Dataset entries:
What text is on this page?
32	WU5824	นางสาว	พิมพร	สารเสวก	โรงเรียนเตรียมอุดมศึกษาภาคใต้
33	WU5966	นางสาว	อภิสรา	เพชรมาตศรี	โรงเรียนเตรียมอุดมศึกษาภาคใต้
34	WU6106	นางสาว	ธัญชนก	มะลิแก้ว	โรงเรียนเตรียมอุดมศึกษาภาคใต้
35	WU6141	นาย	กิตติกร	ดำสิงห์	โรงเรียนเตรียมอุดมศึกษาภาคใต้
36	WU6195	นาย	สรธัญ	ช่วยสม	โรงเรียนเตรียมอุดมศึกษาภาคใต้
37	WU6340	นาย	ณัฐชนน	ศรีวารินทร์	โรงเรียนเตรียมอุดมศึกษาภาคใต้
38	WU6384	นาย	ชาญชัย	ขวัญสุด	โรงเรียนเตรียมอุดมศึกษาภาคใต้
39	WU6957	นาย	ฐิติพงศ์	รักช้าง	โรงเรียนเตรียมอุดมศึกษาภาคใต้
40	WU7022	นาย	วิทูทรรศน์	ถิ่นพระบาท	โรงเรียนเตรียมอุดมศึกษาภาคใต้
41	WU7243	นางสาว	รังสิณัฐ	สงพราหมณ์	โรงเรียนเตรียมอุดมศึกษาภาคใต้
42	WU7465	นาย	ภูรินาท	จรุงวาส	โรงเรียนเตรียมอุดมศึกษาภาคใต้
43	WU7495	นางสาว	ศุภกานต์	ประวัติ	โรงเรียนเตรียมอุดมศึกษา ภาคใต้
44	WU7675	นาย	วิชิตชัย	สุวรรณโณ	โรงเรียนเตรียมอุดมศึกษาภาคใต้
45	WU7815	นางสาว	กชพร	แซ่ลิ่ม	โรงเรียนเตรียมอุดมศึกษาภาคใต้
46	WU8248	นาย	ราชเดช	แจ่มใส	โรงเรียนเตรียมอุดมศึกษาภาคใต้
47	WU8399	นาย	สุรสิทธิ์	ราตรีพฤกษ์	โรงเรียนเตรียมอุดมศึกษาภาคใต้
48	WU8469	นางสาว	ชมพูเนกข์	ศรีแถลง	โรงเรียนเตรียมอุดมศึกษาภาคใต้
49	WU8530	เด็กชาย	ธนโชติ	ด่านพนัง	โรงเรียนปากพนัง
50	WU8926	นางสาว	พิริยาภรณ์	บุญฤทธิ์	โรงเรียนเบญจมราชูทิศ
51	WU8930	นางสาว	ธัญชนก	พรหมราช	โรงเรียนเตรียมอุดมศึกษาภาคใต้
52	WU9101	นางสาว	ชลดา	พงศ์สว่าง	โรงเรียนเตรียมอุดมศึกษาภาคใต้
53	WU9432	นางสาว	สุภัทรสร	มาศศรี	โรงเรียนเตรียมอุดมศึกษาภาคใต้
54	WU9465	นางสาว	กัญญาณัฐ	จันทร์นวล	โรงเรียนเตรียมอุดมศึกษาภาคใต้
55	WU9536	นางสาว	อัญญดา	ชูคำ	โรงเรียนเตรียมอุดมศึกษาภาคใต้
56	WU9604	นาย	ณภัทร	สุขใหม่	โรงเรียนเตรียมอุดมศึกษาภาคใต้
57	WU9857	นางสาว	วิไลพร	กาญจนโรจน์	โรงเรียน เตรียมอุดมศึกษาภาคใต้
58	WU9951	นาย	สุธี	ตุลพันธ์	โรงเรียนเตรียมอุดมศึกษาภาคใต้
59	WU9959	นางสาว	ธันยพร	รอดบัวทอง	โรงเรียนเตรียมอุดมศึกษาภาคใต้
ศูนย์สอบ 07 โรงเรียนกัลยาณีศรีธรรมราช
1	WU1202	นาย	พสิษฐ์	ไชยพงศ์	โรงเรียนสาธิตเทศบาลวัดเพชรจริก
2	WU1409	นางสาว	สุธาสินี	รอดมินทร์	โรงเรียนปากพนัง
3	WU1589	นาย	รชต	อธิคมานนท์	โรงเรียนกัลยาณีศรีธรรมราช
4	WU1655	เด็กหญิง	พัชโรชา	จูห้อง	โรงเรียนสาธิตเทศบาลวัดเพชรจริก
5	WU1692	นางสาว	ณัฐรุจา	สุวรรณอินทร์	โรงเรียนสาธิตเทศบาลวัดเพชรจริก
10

DIRECTIVE
Print all the data exactly.

SOLUTION TO THIS PROBLEM
What text is on this page?
32	WU5824	นางสาว	พิมพร	สารเสวก	โรงเรียนเตรียมอุดมศึกษาภาคใต้
33	WU5966	นางสาว	อภิสรา	เพชรมาตศรี	โรงเรียนเตรียมอุดมศึกษาภาคใต้
34	WU6106	นางสาว	ธัญชนก	มะลิแก้ว	โรงเรียนเตรียมอุดมศึกษาภาคใต้
35	WU6141	นาย	กิตติกร	ดำสิงห์	โรงเรียนเตรียมอุดมศึกษาภาคใต้
36	WU6195	นาย	สรธัญ	ช่วยสม	โรงเรียนเตรียมอุดมศึกษาภาคใต้
37	WU6340	นาย	ณัฐชนน	ศรีวารินทร์	โรงเรียนเตรียมอุดมศึกษาภาคใต้
38	WU6384	นาย	ชาญชัย	ขวัญสุด	โรงเรียนเตรียมอุดมศึกษาภาคใต้
39	WU6957	นาย	ฐิติพงศ์	รักช้าง	โรงเรียนเตรียมอุดมศึกษาภาคใต้
40	WU7022	นาย	วิทูทรรศน์	ถิ่นพระบาท	โรงเรียนเตรียมอุดมศึกษาภาคใต้
41	WU7243	นางสาว	รังสิณัฐ	สงพราหมณ์	โรงเรียนเตรียมอุดมศึกษาภาคใต้
42	WU7465	นาย	ภูรินาท	จรุงวาส	โรงเรียนเตรียมอุดมศึกษาภาคใต้
43	WU7495	นางสาว	ศุภกานต์	ประวัติ	โรงเรียนเตรียมอุดมศึกษา ภาคใต้
44	WU7675	นาย	วิชิตชัย	สุวรรณโณ	โรงเรียนเตรียมอุดมศึกษาภาคใต้
45	WU7815	นางสาว	กชพร	แซ่ลิ่ม	โรงเรียนเตรียมอุดมศึกษาภาคใต้
46	WU8248	นาย	ราชเดช	แจ่มใส	โรงเรียนเตรียมอุดมศึกษาภาคใต้
47	WU8399	นาย	สุรสิทธิ์	ราตรีพฤกษ์	โรงเรียนเตรียมอุดมศึกษาภาคใต้
48	WU8469	นางสาว	ชมพูเนกข์	ศรีแถลง	โรงเรียนเตรียมอุดมศึกษาภาคใต้
49	WU8530	เด็กชาย	ธนโชติ	ด่านพนัง	โรงเรียนปากพนัง
50	WU8926	นางสาว	พิริยาภรณ์	บุญฤทธิ์	โรงเรียนเบญจมราชูทิศ
51	WU8930	นางสาว	ธัญชนก	พรหมราช	โรงเรียนเตรียมอุดมศึกษาภาคใต้
52	WU9101	นางสาว	ชลดา	พงศ์สว่าง	โรงเรียนเตรียมอุดมศึกษาภาคใต้
53	WU9432	นางสาว	สุภัทรสร	มาศศรี	โรงเรียนเตรียมอุดมศึกษาภาคใต้
54	WU9465	นางสาว	กัญญาณัฐ	จันทร์นวล	โรงเรียนเตรียมอุดมศึกษาภาคใต้
55	WU9536	นางสาว	อัญญดา	ชูคำ	โรงเรียนเตรียมอุดมศึกษาภาคใต้
56	WU9604	นาย	ณภัทร	สุขใหม่	โรงเรียนเตรียมอุดมศึกษาภาคใต้
57	WU9857	นางสาว	วิไลพร	กาญจนโรจน์	โรงเรียน เตรียมอุดมศึกษาภาคใต้
58	WU9951	นาย	สุธี	ตุลพันธ์	โรงเรียนเตรียมอุดมศึกษาภาคใต้
59	WU9959	นางสาว	ธันยพร	รอดบัวทอง	โรงเรียนเตรียมอุดมศึกษาภาคใต้
ศูนย์สอบ 07 โรงเรียนกัลยาณีศรีธรรมราช
1	WU1202	นาย	พสิษฐ์	ไชยพงศ์	โรงเรียนสาธิตเทศบาลวัดเพชรจริก
2	WU1409	นางสาว	สุธาสินี	รอดมินทร์	โรงเรียนปากพนัง
3	WU1589	นาย	รชต	อธิคมานนท์	โรงเรียนกัลยาณีศรีธรรมราช
4	WU1655	เด็กหญิง	พัชโรชา	จูห้อง	โรงเรียนสาธิตเทศบาลวัดเพชรจริก
5	WU1692	นางสาว	ณัฐรุจา	สุวรรณอินทร์	โรงเรียนสาธิตเทศบาลวัดเพชรจริก
10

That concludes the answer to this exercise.